[What the task asks]
Tally the lines in the rows below that contain the string "save", and reply with the number alone.

[Dataset rows]
********
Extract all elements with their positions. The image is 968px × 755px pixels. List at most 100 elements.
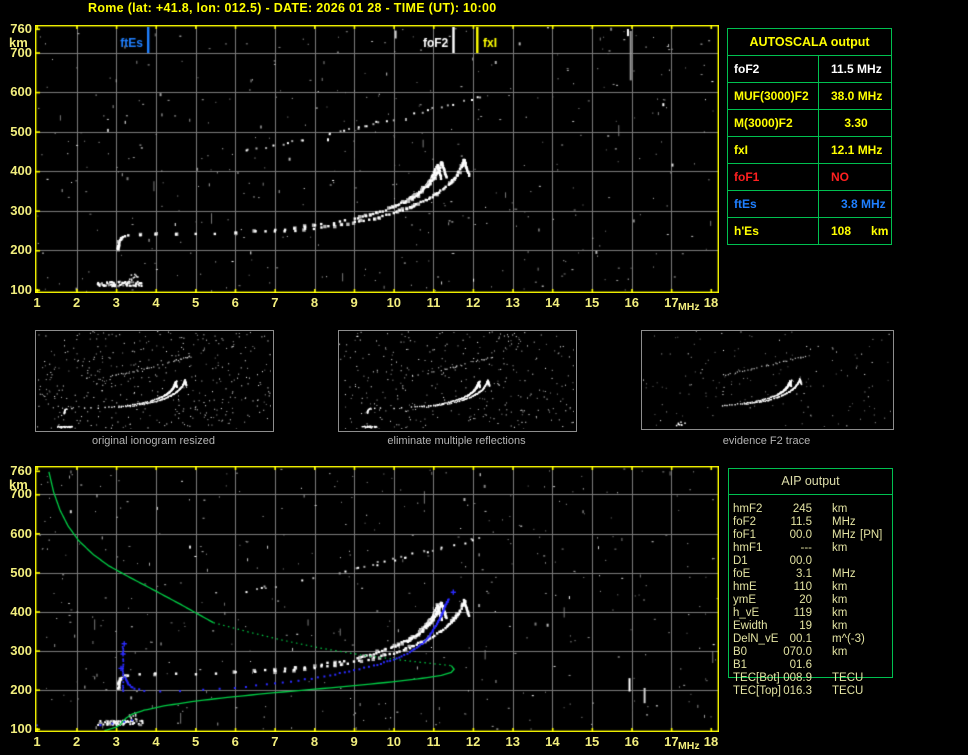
********
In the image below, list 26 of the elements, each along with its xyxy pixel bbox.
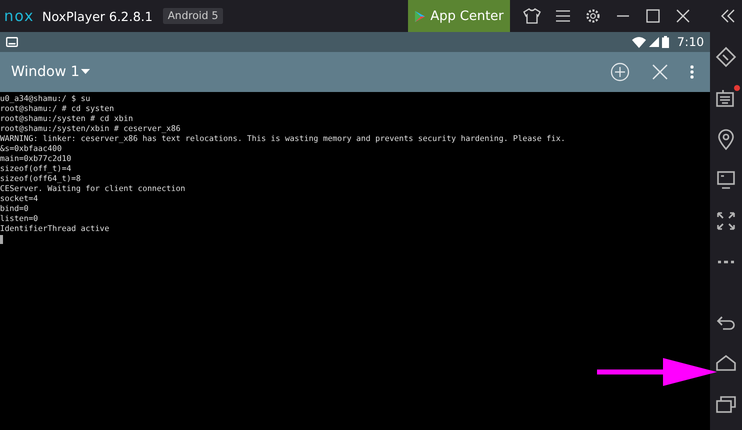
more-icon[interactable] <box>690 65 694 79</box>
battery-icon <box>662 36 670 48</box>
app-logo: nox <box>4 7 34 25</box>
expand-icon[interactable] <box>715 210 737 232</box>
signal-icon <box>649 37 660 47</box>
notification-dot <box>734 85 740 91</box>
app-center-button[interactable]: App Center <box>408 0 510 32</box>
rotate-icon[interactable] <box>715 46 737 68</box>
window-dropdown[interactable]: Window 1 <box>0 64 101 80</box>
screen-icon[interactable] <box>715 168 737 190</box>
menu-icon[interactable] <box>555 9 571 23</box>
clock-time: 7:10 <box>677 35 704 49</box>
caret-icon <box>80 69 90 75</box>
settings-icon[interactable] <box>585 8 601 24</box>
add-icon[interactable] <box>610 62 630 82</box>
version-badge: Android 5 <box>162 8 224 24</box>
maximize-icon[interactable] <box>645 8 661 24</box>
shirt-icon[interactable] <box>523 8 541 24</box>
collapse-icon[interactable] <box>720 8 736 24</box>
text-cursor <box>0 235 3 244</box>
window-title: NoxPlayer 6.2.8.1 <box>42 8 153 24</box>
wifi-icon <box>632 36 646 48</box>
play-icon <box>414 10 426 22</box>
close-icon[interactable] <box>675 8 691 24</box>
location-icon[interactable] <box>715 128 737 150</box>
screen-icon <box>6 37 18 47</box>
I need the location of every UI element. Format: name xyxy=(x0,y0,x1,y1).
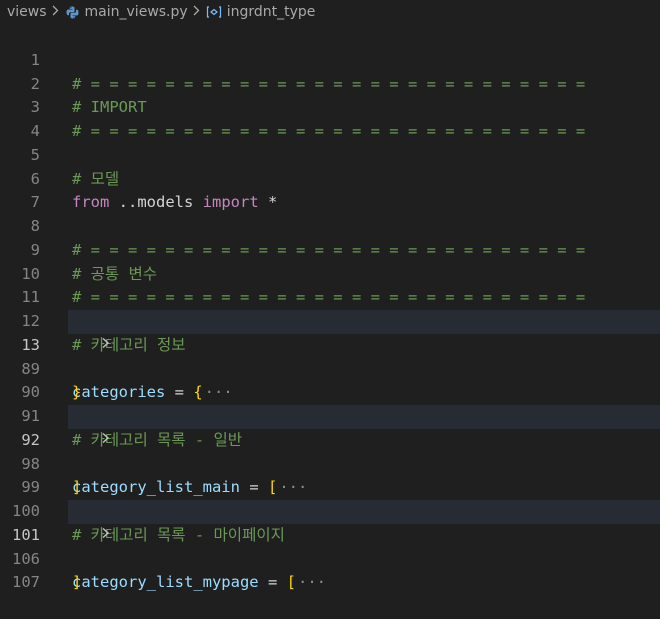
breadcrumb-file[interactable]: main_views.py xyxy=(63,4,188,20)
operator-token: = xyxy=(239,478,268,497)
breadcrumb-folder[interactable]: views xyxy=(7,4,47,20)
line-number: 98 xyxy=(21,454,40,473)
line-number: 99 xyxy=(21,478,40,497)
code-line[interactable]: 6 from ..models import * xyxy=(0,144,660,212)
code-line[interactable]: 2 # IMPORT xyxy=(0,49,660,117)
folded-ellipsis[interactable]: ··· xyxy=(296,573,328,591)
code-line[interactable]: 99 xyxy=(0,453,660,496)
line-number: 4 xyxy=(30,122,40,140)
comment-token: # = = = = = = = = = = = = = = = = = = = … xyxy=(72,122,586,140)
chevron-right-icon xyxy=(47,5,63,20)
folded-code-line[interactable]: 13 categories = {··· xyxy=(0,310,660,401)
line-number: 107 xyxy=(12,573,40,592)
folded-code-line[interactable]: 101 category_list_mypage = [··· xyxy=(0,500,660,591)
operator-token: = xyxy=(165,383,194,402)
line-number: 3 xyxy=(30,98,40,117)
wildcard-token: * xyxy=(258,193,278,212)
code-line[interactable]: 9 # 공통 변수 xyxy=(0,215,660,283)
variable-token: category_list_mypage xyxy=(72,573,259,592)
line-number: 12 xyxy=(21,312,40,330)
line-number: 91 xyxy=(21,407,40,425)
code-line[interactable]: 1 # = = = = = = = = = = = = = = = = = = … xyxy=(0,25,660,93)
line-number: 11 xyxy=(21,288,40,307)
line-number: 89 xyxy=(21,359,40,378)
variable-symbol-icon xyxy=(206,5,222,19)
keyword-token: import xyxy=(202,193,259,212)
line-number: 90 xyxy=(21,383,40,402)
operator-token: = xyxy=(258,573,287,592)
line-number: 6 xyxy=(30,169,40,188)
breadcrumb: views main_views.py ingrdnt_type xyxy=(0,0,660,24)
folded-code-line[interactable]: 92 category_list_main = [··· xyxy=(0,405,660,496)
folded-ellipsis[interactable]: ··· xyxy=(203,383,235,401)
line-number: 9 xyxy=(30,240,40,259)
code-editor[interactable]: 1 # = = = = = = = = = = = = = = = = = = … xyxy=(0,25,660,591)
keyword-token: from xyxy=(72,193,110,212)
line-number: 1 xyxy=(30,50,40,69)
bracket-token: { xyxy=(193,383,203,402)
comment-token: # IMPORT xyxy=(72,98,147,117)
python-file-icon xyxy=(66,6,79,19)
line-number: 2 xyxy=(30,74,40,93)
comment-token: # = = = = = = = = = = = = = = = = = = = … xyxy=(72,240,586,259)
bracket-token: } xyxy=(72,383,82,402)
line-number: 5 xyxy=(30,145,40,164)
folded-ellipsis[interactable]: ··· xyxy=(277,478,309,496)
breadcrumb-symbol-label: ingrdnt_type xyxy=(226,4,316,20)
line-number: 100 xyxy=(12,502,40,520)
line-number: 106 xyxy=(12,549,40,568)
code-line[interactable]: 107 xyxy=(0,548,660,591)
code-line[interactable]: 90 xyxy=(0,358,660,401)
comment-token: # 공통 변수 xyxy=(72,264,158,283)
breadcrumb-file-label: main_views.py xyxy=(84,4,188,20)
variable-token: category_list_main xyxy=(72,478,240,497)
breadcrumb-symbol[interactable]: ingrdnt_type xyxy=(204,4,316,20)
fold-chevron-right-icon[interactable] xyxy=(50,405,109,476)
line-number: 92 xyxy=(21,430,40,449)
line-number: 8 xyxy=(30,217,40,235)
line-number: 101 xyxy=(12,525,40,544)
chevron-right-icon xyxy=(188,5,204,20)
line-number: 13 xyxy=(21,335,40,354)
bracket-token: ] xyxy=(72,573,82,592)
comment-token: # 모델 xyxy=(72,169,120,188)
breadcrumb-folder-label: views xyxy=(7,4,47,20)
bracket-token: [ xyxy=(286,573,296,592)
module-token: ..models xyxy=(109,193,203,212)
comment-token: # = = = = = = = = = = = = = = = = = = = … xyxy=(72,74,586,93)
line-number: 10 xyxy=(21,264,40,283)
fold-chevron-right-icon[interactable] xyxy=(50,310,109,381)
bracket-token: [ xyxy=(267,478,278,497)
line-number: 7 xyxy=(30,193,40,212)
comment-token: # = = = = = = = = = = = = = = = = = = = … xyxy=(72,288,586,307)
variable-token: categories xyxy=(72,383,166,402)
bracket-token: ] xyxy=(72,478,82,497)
********
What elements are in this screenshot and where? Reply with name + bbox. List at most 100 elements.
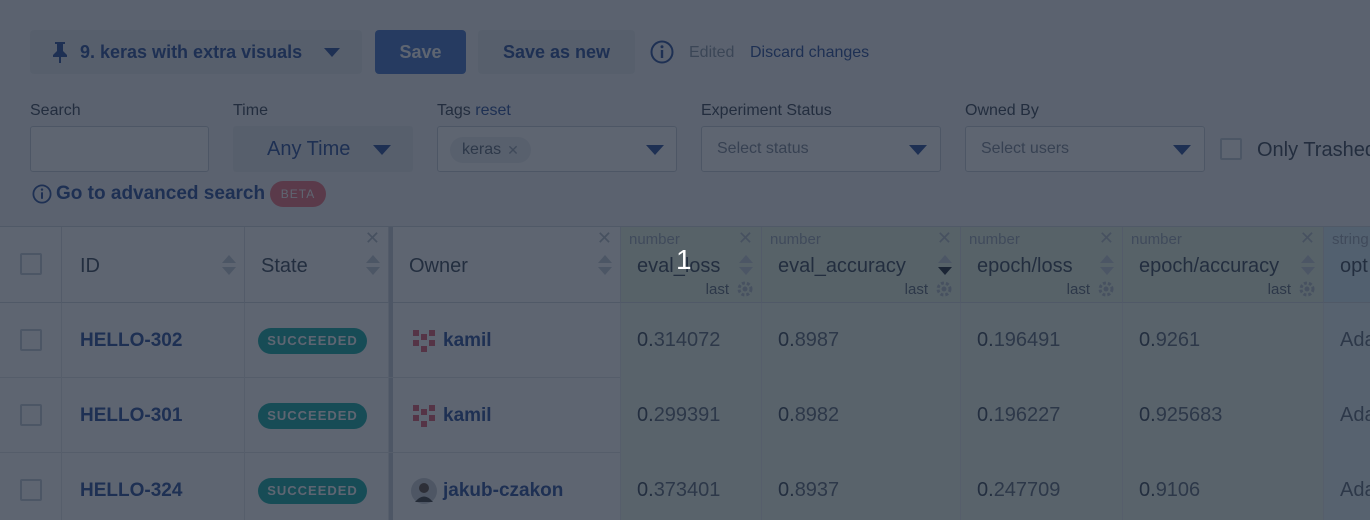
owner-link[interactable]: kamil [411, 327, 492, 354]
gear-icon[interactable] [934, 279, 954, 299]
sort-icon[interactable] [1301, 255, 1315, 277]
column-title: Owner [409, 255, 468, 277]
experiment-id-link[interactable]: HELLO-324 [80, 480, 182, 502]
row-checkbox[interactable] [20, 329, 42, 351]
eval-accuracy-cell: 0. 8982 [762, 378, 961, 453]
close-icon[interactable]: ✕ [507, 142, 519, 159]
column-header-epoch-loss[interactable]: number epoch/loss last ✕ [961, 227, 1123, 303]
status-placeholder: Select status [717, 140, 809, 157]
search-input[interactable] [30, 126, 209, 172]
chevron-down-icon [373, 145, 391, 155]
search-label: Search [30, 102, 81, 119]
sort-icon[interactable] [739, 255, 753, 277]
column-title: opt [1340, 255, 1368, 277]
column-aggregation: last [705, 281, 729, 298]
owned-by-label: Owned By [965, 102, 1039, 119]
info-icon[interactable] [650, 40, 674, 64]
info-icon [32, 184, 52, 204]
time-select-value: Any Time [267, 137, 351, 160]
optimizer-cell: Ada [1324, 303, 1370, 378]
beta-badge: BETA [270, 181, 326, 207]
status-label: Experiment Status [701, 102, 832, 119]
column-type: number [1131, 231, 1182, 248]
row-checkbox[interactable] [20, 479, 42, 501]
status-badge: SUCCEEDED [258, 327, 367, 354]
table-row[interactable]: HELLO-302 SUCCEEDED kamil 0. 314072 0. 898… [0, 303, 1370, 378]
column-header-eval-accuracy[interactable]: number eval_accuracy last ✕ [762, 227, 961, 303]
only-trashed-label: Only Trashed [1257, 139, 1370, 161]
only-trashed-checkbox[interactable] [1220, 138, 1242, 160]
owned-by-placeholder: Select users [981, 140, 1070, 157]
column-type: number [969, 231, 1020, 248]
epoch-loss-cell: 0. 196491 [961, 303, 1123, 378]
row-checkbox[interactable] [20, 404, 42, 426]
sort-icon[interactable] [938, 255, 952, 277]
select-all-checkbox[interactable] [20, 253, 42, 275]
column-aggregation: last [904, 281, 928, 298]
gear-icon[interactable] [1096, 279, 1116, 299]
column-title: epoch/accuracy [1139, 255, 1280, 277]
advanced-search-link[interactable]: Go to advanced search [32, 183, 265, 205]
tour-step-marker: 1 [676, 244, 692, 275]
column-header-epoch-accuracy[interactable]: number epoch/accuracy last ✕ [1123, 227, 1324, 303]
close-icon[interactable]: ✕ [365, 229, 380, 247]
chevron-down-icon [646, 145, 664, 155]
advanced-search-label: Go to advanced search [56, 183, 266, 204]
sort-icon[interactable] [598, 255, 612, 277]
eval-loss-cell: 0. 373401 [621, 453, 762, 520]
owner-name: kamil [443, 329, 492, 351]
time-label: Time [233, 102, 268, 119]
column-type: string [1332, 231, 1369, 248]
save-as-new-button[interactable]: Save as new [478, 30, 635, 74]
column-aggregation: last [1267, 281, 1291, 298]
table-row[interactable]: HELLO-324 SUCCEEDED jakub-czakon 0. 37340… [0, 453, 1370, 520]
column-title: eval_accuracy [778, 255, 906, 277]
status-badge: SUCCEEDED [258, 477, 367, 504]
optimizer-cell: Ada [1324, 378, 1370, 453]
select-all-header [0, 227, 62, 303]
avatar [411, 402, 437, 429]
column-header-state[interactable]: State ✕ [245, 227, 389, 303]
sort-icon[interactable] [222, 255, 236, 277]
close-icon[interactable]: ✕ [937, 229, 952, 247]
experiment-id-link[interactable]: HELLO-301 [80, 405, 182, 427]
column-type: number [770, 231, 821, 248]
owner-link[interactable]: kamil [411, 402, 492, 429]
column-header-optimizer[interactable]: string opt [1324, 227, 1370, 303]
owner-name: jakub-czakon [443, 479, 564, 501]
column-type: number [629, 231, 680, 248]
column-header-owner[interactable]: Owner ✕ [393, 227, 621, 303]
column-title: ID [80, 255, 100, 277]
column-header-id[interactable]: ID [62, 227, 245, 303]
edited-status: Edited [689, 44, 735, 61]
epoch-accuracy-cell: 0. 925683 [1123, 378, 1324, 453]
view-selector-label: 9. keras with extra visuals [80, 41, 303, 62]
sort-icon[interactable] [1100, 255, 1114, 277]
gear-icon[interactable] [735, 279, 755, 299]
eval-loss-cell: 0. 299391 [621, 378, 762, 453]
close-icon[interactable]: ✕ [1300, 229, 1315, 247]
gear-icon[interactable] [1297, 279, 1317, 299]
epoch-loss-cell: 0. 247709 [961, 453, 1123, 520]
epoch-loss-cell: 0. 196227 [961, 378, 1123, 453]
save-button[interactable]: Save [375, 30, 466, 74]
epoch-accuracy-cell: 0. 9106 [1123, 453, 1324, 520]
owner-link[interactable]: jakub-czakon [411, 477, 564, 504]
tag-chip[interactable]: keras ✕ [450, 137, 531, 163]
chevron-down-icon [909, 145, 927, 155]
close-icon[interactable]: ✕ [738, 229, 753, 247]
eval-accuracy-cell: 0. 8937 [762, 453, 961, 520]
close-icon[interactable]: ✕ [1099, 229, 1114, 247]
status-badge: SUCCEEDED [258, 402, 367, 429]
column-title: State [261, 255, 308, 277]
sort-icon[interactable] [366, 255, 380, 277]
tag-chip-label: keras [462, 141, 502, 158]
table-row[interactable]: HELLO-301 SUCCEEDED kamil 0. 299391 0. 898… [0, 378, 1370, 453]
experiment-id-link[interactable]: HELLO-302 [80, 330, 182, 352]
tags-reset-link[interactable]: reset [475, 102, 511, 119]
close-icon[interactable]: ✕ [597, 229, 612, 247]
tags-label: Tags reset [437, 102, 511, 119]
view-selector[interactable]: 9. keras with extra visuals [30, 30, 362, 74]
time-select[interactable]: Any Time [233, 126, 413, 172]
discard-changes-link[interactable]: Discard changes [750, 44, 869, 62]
********
[Task output]
2